> **THE PROBLEM**:
Write every entry out again exactly, please, and skip the pictures.

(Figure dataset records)
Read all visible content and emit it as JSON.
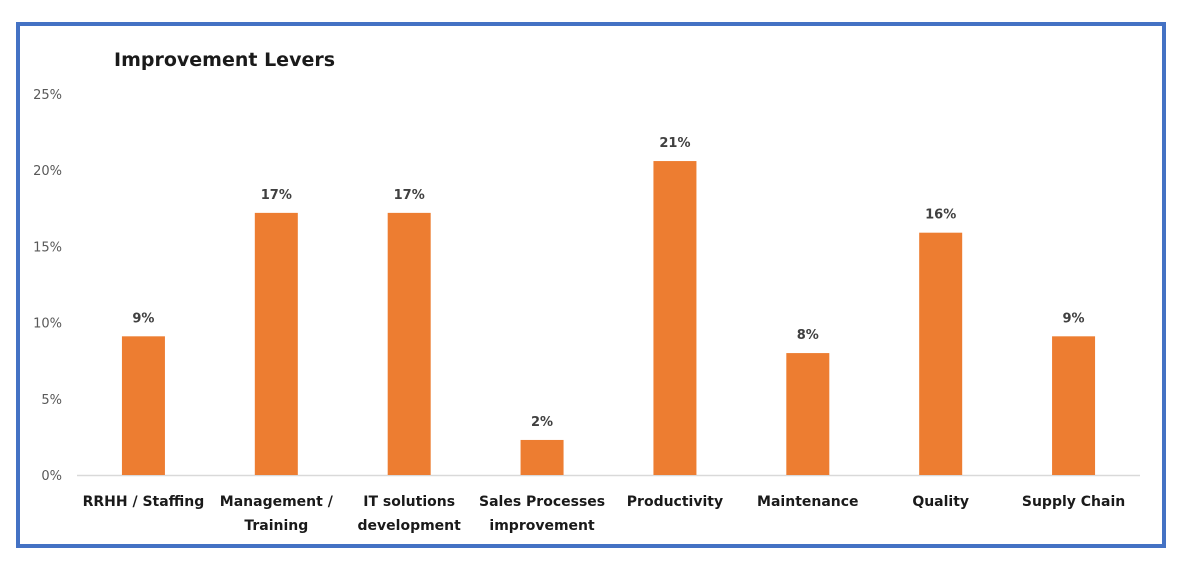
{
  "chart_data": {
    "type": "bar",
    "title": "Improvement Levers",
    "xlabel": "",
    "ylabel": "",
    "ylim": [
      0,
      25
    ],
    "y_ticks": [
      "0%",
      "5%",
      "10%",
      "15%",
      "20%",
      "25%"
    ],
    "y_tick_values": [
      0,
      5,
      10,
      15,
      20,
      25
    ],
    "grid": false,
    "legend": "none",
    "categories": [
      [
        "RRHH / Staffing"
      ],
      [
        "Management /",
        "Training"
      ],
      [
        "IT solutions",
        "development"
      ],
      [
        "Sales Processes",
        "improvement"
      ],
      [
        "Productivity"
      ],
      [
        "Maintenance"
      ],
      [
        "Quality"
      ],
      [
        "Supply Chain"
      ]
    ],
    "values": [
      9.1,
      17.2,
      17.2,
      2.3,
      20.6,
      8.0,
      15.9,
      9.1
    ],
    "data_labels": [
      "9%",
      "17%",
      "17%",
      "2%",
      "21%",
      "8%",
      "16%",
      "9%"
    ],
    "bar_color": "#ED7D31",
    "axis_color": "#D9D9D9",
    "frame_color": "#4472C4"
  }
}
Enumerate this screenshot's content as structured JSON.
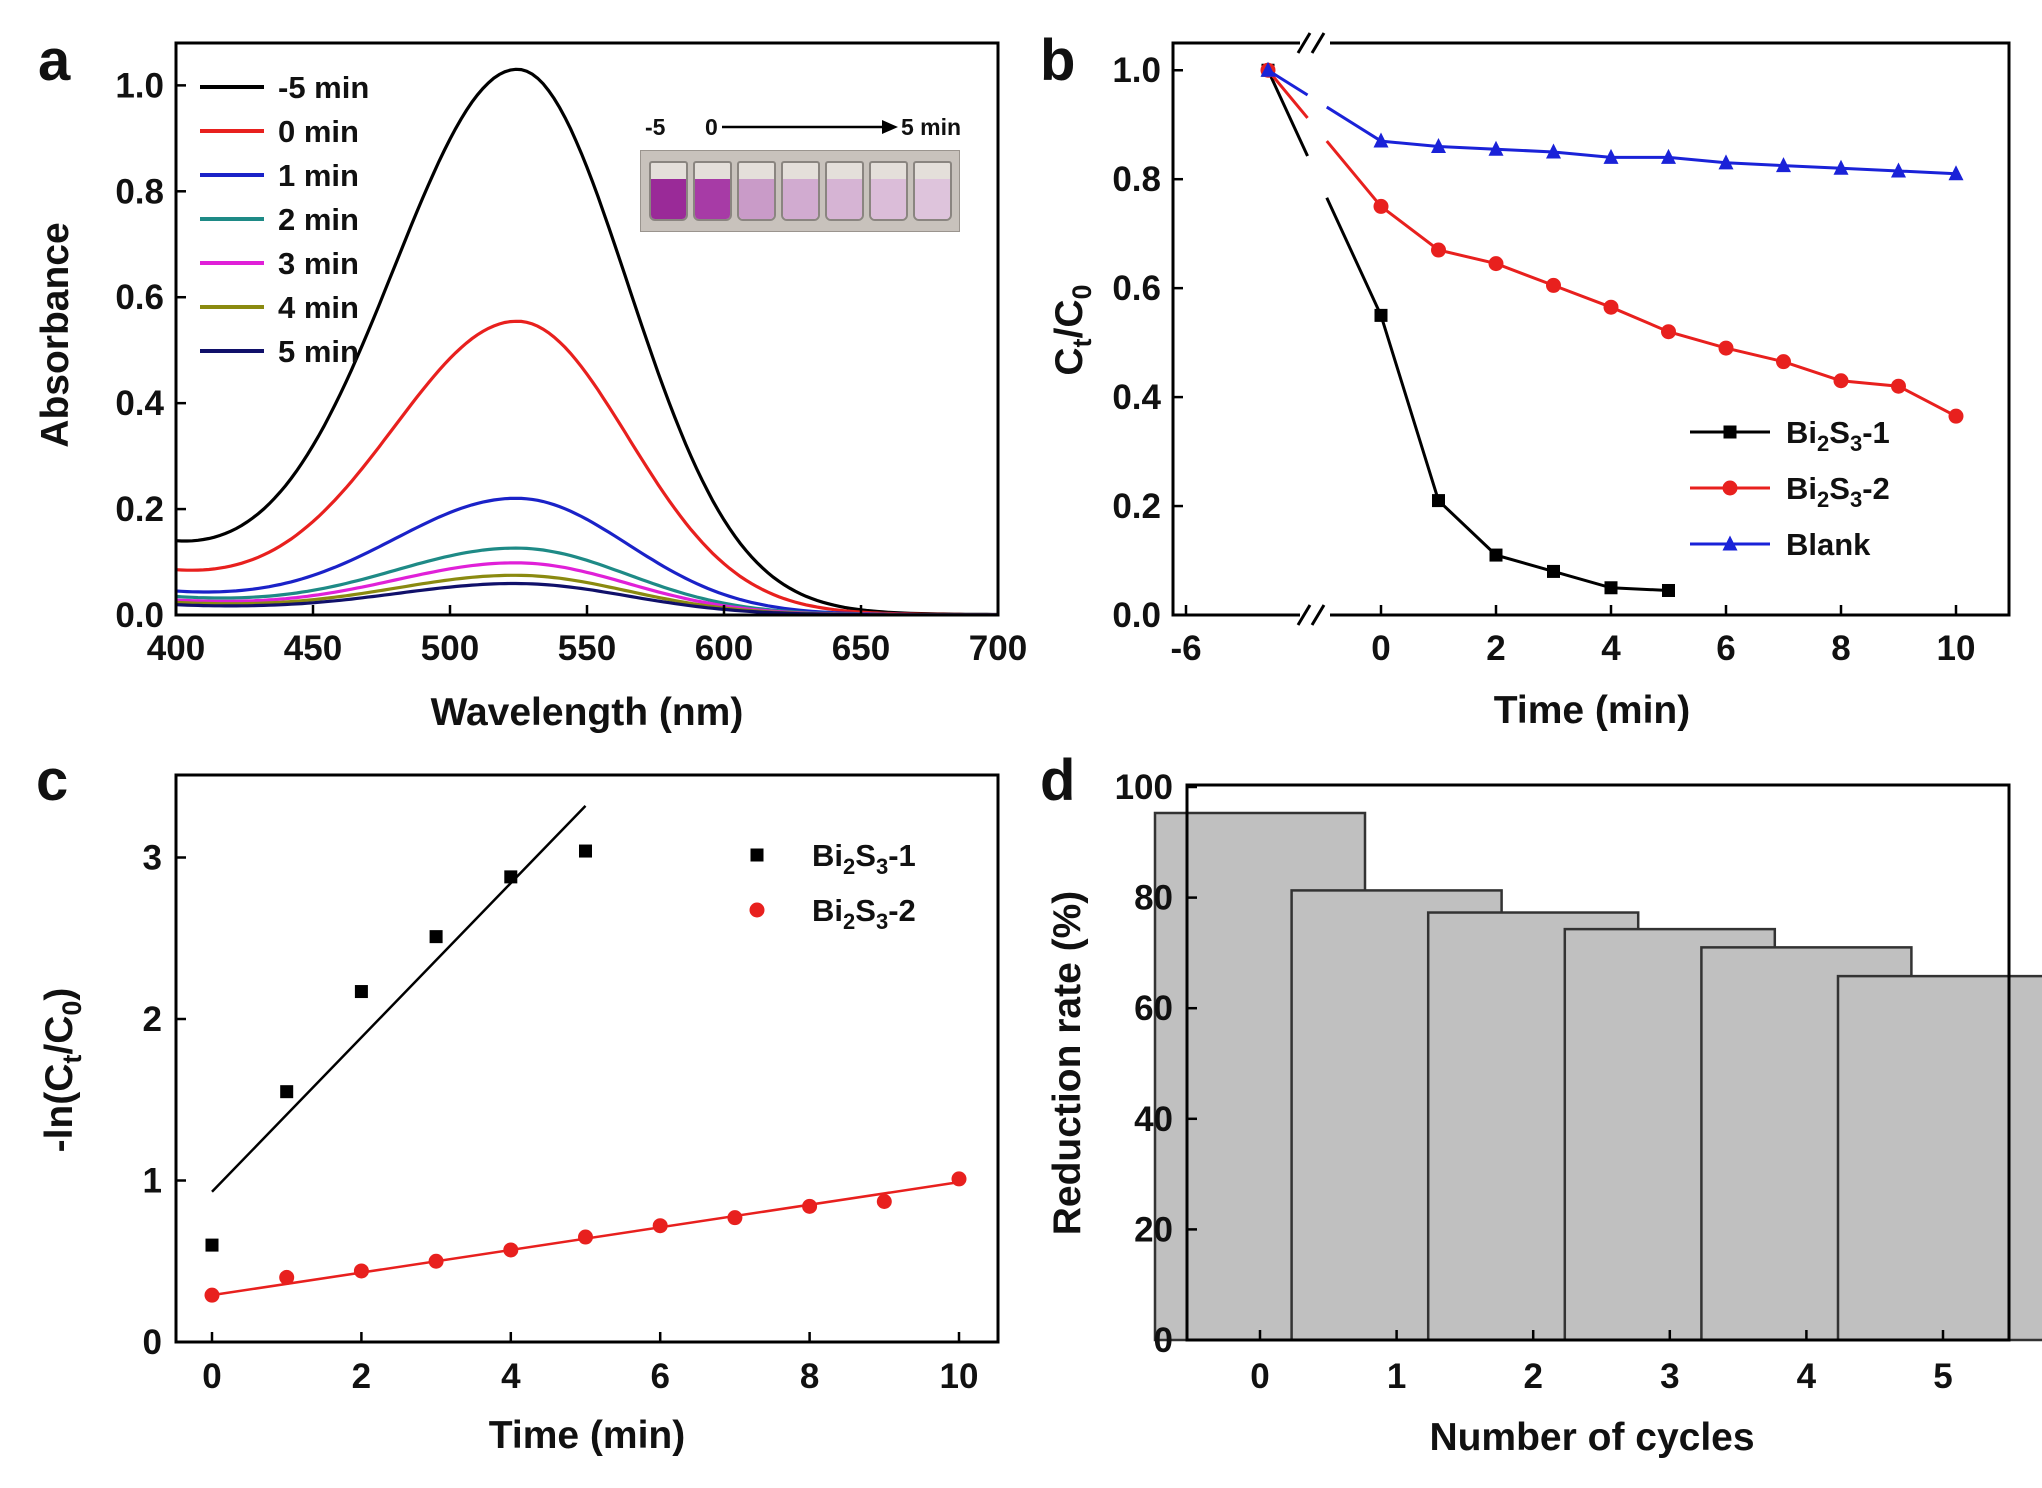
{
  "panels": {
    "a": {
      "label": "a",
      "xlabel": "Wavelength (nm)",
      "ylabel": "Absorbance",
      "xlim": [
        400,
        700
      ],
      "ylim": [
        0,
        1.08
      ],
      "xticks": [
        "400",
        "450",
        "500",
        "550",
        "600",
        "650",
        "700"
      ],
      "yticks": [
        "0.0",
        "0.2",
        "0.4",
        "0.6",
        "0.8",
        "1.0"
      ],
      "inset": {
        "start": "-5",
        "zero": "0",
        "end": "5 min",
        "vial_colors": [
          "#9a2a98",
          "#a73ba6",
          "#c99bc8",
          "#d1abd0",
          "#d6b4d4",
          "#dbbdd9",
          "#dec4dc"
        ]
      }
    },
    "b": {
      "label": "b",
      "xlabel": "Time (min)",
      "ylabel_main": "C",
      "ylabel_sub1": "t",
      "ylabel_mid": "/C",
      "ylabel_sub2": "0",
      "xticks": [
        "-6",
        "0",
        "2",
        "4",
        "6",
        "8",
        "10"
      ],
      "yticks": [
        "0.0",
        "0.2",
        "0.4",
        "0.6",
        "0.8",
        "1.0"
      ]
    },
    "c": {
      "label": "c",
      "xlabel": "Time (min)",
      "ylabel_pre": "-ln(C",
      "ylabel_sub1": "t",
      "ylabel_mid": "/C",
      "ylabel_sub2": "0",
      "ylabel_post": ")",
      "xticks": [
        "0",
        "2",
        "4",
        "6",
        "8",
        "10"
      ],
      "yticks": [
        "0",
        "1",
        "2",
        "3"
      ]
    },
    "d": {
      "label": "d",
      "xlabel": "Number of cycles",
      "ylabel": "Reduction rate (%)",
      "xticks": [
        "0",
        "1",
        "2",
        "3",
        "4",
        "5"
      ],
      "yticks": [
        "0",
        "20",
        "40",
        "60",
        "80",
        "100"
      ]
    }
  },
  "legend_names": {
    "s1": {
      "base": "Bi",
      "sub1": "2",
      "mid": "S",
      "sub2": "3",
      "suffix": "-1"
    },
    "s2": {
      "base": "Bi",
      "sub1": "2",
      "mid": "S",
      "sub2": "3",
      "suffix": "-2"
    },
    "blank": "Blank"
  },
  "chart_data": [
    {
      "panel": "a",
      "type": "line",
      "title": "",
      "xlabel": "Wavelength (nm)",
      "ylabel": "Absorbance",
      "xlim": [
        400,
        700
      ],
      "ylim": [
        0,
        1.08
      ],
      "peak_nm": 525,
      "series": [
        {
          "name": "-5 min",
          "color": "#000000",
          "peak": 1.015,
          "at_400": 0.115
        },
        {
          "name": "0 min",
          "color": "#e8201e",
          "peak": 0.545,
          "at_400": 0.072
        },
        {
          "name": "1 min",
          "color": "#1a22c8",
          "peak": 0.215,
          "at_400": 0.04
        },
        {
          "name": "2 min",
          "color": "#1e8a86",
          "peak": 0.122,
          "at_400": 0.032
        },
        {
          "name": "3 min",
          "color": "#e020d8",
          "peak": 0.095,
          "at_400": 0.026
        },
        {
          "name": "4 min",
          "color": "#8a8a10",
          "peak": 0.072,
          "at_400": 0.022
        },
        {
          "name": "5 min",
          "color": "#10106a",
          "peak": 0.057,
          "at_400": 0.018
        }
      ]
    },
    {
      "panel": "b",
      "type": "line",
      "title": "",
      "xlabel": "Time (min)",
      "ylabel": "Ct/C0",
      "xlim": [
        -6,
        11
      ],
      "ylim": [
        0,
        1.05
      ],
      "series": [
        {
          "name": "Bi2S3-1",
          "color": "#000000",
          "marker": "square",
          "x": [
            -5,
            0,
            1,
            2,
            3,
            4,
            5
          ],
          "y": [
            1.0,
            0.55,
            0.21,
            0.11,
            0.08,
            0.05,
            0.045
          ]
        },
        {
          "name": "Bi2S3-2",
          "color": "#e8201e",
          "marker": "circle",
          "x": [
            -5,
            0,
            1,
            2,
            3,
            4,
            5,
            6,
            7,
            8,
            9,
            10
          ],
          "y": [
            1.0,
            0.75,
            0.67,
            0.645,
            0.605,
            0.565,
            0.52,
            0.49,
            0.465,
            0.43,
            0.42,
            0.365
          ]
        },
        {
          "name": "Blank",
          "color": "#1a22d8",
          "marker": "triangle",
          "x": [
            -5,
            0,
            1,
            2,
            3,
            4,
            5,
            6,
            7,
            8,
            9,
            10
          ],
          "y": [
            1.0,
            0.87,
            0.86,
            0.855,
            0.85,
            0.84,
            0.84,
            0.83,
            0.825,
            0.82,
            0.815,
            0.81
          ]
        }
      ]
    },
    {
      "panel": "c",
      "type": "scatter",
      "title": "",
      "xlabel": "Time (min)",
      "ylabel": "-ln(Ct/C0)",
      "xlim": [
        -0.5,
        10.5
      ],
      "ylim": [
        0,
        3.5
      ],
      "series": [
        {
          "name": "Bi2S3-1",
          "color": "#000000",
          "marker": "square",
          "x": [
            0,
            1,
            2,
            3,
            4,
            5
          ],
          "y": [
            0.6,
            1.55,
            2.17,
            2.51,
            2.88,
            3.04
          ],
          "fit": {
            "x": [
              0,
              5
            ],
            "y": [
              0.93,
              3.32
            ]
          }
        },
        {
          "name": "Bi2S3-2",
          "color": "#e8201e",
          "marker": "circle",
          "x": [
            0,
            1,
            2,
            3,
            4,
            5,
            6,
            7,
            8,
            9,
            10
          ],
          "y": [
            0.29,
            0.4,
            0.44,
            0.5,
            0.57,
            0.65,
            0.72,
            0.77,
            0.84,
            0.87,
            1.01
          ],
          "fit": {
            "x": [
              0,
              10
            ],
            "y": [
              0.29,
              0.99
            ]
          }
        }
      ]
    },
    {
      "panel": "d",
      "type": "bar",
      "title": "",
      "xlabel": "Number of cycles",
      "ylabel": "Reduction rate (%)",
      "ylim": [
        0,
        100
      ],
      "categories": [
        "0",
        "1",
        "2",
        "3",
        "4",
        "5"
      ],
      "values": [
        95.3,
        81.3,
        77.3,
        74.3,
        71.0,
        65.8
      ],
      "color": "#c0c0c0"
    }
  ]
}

> **EXPECTED OUTPUT**:
Read all visible content and emit it as JSON.
{
  "chart_data": {
    "type": "bar",
    "title": "Improvement Levers",
    "xlabel": "",
    "ylabel": "",
    "ylim": [
      0,
      25
    ],
    "y_ticks": [
      "0%",
      "5%",
      "10%",
      "15%",
      "20%",
      "25%"
    ],
    "y_tick_values": [
      0,
      5,
      10,
      15,
      20,
      25
    ],
    "grid": false,
    "legend": "none",
    "categories": [
      [
        "RRHH / Staffing"
      ],
      [
        "Management /",
        "Training"
      ],
      [
        "IT solutions",
        "development"
      ],
      [
        "Sales Processes",
        "improvement"
      ],
      [
        "Productivity"
      ],
      [
        "Maintenance"
      ],
      [
        "Quality"
      ],
      [
        "Supply Chain"
      ]
    ],
    "values": [
      9.1,
      17.2,
      17.2,
      2.3,
      20.6,
      8.0,
      15.9,
      9.1
    ],
    "data_labels": [
      "9%",
      "17%",
      "17%",
      "2%",
      "21%",
      "8%",
      "16%",
      "9%"
    ],
    "bar_color": "#ED7D31",
    "axis_color": "#D9D9D9",
    "frame_color": "#4472C4"
  }
}
Enumerate this screenshot's content as structured JSON.
{
  "panels": {
    "a": {
      "label": "a",
      "xlabel": "Wavelength (nm)",
      "ylabel": "Absorbance",
      "xlim": [
        400,
        700
      ],
      "ylim": [
        0,
        1.08
      ],
      "xticks": [
        "400",
        "450",
        "500",
        "550",
        "600",
        "650",
        "700"
      ],
      "yticks": [
        "0.0",
        "0.2",
        "0.4",
        "0.6",
        "0.8",
        "1.0"
      ],
      "inset": {
        "start": "-5",
        "zero": "0",
        "end": "5 min",
        "vial_colors": [
          "#9a2a98",
          "#a73ba6",
          "#c99bc8",
          "#d1abd0",
          "#d6b4d4",
          "#dbbdd9",
          "#dec4dc"
        ]
      }
    },
    "b": {
      "label": "b",
      "xlabel": "Time (min)",
      "ylabel_main": "C",
      "ylabel_sub1": "t",
      "ylabel_mid": "/C",
      "ylabel_sub2": "0",
      "xticks": [
        "-6",
        "0",
        "2",
        "4",
        "6",
        "8",
        "10"
      ],
      "yticks": [
        "0.0",
        "0.2",
        "0.4",
        "0.6",
        "0.8",
        "1.0"
      ]
    },
    "c": {
      "label": "c",
      "xlabel": "Time (min)",
      "ylabel_pre": "-ln(C",
      "ylabel_sub1": "t",
      "ylabel_mid": "/C",
      "ylabel_sub2": "0",
      "ylabel_post": ")",
      "xticks": [
        "0",
        "2",
        "4",
        "6",
        "8",
        "10"
      ],
      "yticks": [
        "0",
        "1",
        "2",
        "3"
      ]
    },
    "d": {
      "label": "d",
      "xlabel": "Number of cycles",
      "ylabel": "Reduction rate (%)",
      "xticks": [
        "0",
        "1",
        "2",
        "3",
        "4",
        "5"
      ],
      "yticks": [
        "0",
        "20",
        "40",
        "60",
        "80",
        "100"
      ]
    }
  },
  "legend_names": {
    "s1": {
      "base": "Bi",
      "sub1": "2",
      "mid": "S",
      "sub2": "3",
      "suffix": "-1"
    },
    "s2": {
      "base": "Bi",
      "sub1": "2",
      "mid": "S",
      "sub2": "3",
      "suffix": "-2"
    },
    "blank": "Blank"
  },
  "chart_data": [
    {
      "panel": "a",
      "type": "line",
      "title": "",
      "xlabel": "Wavelength (nm)",
      "ylabel": "Absorbance",
      "xlim": [
        400,
        700
      ],
      "ylim": [
        0,
        1.08
      ],
      "peak_nm": 525,
      "series": [
        {
          "name": "-5 min",
          "color": "#000000",
          "peak": 1.015,
          "at_400": 0.115
        },
        {
          "name": "0 min",
          "color": "#e8201e",
          "peak": 0.545,
          "at_400": 0.072
        },
        {
          "name": "1 min",
          "color": "#1a22c8",
          "peak": 0.215,
          "at_400": 0.04
        },
        {
          "name": "2 min",
          "color": "#1e8a86",
          "peak": 0.122,
          "at_400": 0.032
        },
        {
          "name": "3 min",
          "color": "#e020d8",
          "peak": 0.095,
          "at_400": 0.026
        },
        {
          "name": "4 min",
          "color": "#8a8a10",
          "peak": 0.072,
          "at_400": 0.022
        },
        {
          "name": "5 min",
          "color": "#10106a",
          "peak": 0.057,
          "at_400": 0.018
        }
      ]
    },
    {
      "panel": "b",
      "type": "line",
      "title": "",
      "xlabel": "Time (min)",
      "ylabel": "Ct/C0",
      "xlim": [
        -6,
        11
      ],
      "ylim": [
        0,
        1.05
      ],
      "series": [
        {
          "name": "Bi2S3-1",
          "color": "#000000",
          "marker": "square",
          "x": [
            -5,
            0,
            1,
            2,
            3,
            4,
            5
          ],
          "y": [
            1.0,
            0.55,
            0.21,
            0.11,
            0.08,
            0.05,
            0.045
          ]
        },
        {
          "name": "Bi2S3-2",
          "color": "#e8201e",
          "marker": "circle",
          "x": [
            -5,
            0,
            1,
            2,
            3,
            4,
            5,
            6,
            7,
            8,
            9,
            10
          ],
          "y": [
            1.0,
            0.75,
            0.67,
            0.645,
            0.605,
            0.565,
            0.52,
            0.49,
            0.465,
            0.43,
            0.42,
            0.365
          ]
        },
        {
          "name": "Blank",
          "color": "#1a22d8",
          "marker": "triangle",
          "x": [
            -5,
            0,
            1,
            2,
            3,
            4,
            5,
            6,
            7,
            8,
            9,
            10
          ],
          "y": [
            1.0,
            0.87,
            0.86,
            0.855,
            0.85,
            0.84,
            0.84,
            0.83,
            0.825,
            0.82,
            0.815,
            0.81
          ]
        }
      ]
    },
    {
      "panel": "c",
      "type": "scatter",
      "title": "",
      "xlabel": "Time (min)",
      "ylabel": "-ln(Ct/C0)",
      "xlim": [
        -0.5,
        10.5
      ],
      "ylim": [
        0,
        3.5
      ],
      "series": [
        {
          "name": "Bi2S3-1",
          "color": "#000000",
          "marker": "square",
          "x": [
            0,
            1,
            2,
            3,
            4,
            5
          ],
          "y": [
            0.6,
            1.55,
            2.17,
            2.51,
            2.88,
            3.04
          ],
          "fit": {
            "x": [
              0,
              5
            ],
            "y": [
              0.93,
              3.32
            ]
          }
        },
        {
          "name": "Bi2S3-2",
          "color": "#e8201e",
          "marker": "circle",
          "x": [
            0,
            1,
            2,
            3,
            4,
            5,
            6,
            7,
            8,
            9,
            10
          ],
          "y": [
            0.29,
            0.4,
            0.44,
            0.5,
            0.57,
            0.65,
            0.72,
            0.77,
            0.84,
            0.87,
            1.01
          ],
          "fit": {
            "x": [
              0,
              10
            ],
            "y": [
              0.29,
              0.99
            ]
          }
        }
      ]
    },
    {
      "panel": "d",
      "type": "bar",
      "title": "",
      "xlabel": "Number of cycles",
      "ylabel": "Reduction rate (%)",
      "ylim": [
        0,
        100
      ],
      "categories": [
        "0",
        "1",
        "2",
        "3",
        "4",
        "5"
      ],
      "values": [
        95.3,
        81.3,
        77.3,
        74.3,
        71.0,
        65.8
      ],
      "color": "#c0c0c0"
    }
  ]
}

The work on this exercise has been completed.